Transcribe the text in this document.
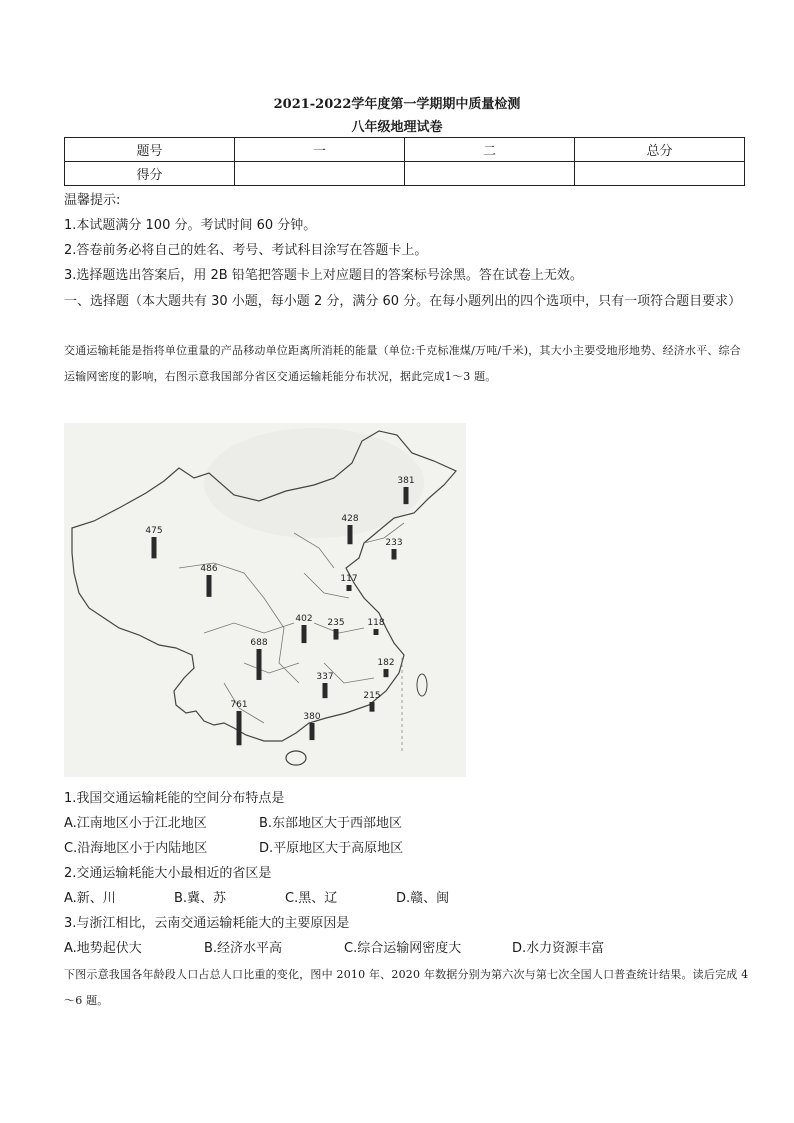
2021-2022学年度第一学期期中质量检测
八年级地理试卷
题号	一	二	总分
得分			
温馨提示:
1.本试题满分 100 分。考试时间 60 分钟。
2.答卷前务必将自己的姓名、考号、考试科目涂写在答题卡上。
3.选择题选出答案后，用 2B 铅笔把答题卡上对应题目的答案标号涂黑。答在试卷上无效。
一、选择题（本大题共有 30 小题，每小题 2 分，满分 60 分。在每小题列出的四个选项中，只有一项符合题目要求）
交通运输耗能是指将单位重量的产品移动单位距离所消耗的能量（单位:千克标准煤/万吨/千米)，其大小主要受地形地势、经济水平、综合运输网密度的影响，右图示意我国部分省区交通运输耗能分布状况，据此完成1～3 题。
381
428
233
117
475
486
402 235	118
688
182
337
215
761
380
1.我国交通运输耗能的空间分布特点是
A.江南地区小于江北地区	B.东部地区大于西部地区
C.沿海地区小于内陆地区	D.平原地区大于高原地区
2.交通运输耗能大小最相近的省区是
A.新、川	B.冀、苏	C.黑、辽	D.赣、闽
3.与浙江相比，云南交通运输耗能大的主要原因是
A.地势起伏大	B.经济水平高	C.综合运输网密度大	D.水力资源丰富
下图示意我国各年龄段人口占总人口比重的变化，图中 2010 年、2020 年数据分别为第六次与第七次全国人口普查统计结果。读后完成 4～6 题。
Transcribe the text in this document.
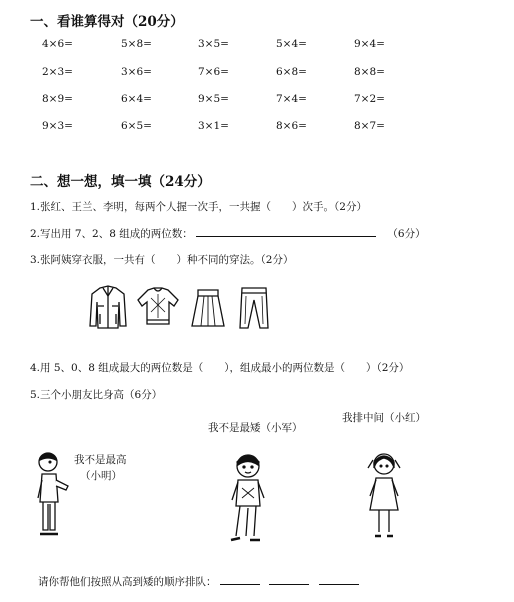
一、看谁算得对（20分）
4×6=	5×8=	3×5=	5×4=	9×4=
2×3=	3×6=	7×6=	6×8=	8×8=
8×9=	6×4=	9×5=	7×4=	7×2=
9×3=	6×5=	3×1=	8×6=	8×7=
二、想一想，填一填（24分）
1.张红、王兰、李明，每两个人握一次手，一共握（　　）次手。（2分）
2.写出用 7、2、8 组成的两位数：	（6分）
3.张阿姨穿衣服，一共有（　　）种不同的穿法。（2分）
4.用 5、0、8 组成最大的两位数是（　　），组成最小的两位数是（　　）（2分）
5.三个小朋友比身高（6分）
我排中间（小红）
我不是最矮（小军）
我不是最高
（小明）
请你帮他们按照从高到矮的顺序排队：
■ ■ ■ ■
_WORK TO COMPLETE_
Make an exact copy of the whole listing, but don't bring over any pictures.

_RESULT_
Transcribe the text in this document.
2021-2022学年度第一学期期中质量检测
八年级地理试卷
题号	一	二	总分
得分			
温馨提示:
1.本试题满分 100 分。考试时间 60 分钟。
2.答卷前务必将自己的姓名、考号、考试科目涂写在答题卡上。
3.选择题选出答案后，用 2B 铅笔把答题卡上对应题目的答案标号涂黑。答在试卷上无效。
一、选择题（本大题共有 30 小题，每小题 2 分，满分 60 分。在每小题列出的四个选项中，只有一项符合题目要求）
交通运输耗能是指将单位重量的产品移动单位距离所消耗的能量（单位:千克标准煤/万吨/千米)，其大小主要受地形地势、经济水平、综合运输网密度的影响，右图示意我国部分省区交通运输耗能分布状况，据此完成1～3 题。
381
428
233
117
475
486
402 235	118
688
182
337
215
761
380
1.我国交通运输耗能的空间分布特点是
A.江南地区小于江北地区	B.东部地区大于西部地区
C.沿海地区小于内陆地区	D.平原地区大于高原地区
2.交通运输耗能大小最相近的省区是
A.新、川	B.冀、苏	C.黑、辽	D.赣、闽
3.与浙江相比，云南交通运输耗能大的主要原因是
A.地势起伏大	B.经济水平高	C.综合运输网密度大	D.水力资源丰富
下图示意我国各年龄段人口占总人口比重的变化，图中 2010 年、2020 年数据分别为第六次与第七次全国人口普查统计结果。读后完成 4～6 题。
Transcribe the text in this document.
一、看谁算得对（20分）
4×6=	5×8=	3×5=	5×4=	9×4=
2×3=	3×6=	7×6=	6×8=	8×8=
8×9=	6×4=	9×5=	7×4=	7×2=
9×3=	6×5=	3×1=	8×6=	8×7=
二、想一想，填一填（24分）
1.张红、王兰、李明，每两个人握一次手，一共握（　　）次手。（2分）
2.写出用 7、2、8 组成的两位数：	（6分）
3.张阿姨穿衣服，一共有（　　）种不同的穿法。（2分）
4.用 5、0、8 组成最大的两位数是（　　），组成最小的两位数是（　　）（2分）
5.三个小朋友比身高（6分）
我排中间（小红）
我不是最矮（小军）
我不是最高
（小明）
请你帮他们按照从高到矮的顺序排队：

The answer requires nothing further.